(Set exercise): Keep every line where the word "purposes" appears; drop the rest.

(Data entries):

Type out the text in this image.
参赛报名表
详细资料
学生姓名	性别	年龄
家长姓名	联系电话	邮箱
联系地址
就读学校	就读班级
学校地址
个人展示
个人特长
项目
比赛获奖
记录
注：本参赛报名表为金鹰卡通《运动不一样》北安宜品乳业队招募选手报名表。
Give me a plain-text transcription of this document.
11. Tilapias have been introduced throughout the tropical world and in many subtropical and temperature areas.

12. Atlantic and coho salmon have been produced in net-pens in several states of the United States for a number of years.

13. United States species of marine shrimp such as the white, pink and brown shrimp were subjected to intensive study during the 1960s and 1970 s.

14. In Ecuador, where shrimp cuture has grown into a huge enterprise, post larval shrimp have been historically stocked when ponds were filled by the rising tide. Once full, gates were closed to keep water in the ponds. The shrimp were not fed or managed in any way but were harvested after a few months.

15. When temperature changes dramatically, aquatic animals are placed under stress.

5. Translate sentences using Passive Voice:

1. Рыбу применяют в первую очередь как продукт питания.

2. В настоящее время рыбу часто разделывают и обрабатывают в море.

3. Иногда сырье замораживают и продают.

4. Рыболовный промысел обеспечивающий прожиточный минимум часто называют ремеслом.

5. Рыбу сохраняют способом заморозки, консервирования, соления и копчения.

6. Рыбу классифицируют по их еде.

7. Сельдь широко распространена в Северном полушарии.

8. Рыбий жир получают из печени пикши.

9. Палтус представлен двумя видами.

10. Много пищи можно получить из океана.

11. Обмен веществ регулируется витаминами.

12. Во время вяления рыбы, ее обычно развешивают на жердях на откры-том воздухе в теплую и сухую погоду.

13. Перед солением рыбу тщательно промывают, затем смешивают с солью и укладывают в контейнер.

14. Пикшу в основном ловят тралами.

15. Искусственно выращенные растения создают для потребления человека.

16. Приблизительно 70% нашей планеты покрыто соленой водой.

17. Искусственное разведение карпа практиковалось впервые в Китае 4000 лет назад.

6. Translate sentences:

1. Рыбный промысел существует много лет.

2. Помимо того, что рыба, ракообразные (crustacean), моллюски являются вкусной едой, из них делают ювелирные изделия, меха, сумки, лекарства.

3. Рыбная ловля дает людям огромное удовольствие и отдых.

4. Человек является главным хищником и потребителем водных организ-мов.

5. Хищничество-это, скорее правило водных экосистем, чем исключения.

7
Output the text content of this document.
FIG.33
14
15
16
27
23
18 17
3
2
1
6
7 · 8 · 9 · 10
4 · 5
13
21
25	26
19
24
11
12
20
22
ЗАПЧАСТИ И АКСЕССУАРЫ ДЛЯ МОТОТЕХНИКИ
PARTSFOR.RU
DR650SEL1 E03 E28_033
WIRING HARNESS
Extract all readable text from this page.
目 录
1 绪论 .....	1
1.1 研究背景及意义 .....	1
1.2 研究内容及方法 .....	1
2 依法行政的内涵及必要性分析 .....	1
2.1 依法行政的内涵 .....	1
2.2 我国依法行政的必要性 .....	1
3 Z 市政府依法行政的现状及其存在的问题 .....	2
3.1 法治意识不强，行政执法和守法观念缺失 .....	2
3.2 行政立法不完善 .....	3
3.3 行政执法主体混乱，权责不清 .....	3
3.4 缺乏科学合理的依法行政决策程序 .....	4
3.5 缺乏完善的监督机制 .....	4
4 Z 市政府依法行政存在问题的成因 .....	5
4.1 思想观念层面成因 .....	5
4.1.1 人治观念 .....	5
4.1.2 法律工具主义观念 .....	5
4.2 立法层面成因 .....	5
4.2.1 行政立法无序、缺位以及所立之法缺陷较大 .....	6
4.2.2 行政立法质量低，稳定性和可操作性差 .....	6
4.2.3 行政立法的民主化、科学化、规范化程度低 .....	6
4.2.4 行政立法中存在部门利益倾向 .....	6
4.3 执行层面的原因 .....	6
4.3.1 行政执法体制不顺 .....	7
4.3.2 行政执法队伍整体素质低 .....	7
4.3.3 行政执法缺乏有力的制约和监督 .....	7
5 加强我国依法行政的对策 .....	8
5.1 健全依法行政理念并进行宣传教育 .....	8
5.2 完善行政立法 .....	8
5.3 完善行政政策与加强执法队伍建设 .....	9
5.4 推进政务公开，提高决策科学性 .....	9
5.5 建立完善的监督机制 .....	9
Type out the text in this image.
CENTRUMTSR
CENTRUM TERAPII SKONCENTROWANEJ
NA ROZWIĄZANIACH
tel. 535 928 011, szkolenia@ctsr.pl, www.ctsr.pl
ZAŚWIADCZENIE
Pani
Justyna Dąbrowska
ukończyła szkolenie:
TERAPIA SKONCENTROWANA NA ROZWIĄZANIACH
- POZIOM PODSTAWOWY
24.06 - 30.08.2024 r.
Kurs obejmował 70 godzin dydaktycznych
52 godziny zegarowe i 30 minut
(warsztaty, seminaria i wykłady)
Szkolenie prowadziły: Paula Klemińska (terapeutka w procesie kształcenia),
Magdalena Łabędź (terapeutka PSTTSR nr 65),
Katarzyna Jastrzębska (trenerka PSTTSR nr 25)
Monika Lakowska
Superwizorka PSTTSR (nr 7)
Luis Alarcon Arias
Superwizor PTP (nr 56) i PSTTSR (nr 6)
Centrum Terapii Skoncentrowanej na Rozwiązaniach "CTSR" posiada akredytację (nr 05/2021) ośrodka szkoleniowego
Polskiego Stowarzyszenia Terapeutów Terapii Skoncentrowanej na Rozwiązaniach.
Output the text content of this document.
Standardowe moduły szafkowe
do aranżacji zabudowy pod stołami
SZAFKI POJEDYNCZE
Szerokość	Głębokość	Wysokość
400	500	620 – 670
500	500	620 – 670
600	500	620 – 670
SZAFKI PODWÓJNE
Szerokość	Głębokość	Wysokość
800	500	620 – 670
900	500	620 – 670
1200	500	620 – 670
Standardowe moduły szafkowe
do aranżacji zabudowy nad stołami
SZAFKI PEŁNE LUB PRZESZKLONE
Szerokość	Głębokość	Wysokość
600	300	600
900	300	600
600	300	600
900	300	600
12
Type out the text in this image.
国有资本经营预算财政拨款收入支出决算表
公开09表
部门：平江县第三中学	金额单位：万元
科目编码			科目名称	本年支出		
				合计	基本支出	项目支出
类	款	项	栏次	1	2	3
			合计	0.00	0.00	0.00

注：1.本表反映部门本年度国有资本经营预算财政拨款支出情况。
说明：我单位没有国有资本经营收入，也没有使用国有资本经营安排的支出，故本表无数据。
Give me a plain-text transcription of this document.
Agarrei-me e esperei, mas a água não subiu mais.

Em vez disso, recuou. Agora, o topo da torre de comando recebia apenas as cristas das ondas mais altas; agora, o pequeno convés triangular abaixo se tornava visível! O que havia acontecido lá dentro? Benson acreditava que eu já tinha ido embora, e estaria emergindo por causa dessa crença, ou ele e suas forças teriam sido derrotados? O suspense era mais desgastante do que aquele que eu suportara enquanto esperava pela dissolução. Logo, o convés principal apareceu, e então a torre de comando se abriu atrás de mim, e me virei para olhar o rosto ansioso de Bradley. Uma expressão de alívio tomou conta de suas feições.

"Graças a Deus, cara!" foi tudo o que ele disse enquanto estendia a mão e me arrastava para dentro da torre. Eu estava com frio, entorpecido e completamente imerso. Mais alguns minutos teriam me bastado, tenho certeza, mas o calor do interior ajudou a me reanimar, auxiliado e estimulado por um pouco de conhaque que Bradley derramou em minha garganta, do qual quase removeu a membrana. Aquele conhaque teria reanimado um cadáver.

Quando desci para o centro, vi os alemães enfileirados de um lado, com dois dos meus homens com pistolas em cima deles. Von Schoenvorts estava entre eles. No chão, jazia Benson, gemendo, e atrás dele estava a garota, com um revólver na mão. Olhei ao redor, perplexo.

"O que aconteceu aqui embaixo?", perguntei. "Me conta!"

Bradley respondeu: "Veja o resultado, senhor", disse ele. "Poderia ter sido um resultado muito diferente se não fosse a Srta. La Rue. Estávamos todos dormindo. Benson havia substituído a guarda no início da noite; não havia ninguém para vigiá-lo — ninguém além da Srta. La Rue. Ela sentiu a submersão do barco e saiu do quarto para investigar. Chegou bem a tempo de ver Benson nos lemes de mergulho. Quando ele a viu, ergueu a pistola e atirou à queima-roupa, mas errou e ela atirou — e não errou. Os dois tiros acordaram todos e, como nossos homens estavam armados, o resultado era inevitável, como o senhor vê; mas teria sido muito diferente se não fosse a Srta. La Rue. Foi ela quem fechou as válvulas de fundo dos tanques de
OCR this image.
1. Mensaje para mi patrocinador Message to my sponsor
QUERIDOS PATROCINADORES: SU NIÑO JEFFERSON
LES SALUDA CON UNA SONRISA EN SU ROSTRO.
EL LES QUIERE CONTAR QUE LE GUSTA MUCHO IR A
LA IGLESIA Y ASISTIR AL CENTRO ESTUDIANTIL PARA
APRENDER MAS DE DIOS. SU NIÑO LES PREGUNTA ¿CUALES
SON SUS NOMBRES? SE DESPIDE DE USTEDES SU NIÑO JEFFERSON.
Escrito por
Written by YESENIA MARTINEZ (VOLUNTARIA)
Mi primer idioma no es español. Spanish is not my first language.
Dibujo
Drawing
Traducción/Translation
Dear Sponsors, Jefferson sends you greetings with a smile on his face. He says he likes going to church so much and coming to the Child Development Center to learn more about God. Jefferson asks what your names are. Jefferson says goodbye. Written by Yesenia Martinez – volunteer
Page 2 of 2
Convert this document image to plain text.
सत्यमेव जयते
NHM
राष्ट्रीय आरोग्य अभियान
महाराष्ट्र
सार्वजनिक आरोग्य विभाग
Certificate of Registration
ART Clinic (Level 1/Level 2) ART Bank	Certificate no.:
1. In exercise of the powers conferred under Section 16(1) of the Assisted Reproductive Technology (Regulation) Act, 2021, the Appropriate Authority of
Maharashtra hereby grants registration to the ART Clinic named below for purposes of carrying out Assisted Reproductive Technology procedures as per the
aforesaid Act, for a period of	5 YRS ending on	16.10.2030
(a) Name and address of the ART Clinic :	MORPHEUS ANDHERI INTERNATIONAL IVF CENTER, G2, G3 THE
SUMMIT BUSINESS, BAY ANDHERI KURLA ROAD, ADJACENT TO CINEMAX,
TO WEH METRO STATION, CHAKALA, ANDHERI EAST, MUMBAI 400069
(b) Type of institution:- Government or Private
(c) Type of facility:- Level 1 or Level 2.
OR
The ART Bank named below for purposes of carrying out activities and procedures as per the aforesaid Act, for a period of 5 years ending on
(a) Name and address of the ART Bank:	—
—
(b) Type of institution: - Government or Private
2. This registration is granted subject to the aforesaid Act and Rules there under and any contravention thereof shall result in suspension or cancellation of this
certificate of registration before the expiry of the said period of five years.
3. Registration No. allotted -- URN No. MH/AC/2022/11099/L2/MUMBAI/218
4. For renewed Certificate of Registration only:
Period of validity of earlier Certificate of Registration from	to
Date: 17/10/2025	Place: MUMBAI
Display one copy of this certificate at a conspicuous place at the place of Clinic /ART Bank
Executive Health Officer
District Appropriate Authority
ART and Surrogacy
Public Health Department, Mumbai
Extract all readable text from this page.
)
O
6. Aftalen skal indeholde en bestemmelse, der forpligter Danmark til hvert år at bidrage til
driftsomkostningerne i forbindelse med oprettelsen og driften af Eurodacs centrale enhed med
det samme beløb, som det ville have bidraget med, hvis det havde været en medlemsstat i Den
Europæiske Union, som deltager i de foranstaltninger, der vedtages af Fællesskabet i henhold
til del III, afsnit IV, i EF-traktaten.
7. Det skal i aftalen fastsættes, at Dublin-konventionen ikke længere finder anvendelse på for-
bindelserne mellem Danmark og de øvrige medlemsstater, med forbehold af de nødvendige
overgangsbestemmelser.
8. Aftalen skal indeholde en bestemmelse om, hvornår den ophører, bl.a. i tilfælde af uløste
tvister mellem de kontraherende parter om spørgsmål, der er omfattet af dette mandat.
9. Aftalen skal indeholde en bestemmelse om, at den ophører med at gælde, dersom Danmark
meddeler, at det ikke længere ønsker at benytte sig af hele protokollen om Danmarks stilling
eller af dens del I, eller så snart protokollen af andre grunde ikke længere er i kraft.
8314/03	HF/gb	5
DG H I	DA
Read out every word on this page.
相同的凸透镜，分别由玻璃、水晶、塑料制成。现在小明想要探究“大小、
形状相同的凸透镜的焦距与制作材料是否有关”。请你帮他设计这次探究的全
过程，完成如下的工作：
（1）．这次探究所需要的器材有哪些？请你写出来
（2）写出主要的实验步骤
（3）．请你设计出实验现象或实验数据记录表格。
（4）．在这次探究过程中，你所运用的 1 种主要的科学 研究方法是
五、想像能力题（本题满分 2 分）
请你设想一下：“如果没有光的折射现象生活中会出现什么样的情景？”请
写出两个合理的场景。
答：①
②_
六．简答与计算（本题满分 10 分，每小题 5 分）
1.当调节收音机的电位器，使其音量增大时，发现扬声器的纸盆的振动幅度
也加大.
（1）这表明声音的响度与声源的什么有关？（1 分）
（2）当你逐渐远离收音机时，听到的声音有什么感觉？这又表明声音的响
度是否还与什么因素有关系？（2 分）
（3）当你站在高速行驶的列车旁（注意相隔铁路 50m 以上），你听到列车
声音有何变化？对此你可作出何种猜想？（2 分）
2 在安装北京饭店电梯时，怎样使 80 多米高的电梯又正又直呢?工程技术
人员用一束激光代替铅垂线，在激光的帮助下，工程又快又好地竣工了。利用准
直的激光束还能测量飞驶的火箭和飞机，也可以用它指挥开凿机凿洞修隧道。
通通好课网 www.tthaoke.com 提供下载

(Final result):
Maharashtra hereby grants registration to the ART Clinic named below for purposes of carrying out Assisted Reproductive Technology procedures as per the
The ART Bank named below for purposes of carrying out activities and procedures as per the aforesaid Act, for a period of 5 years ending on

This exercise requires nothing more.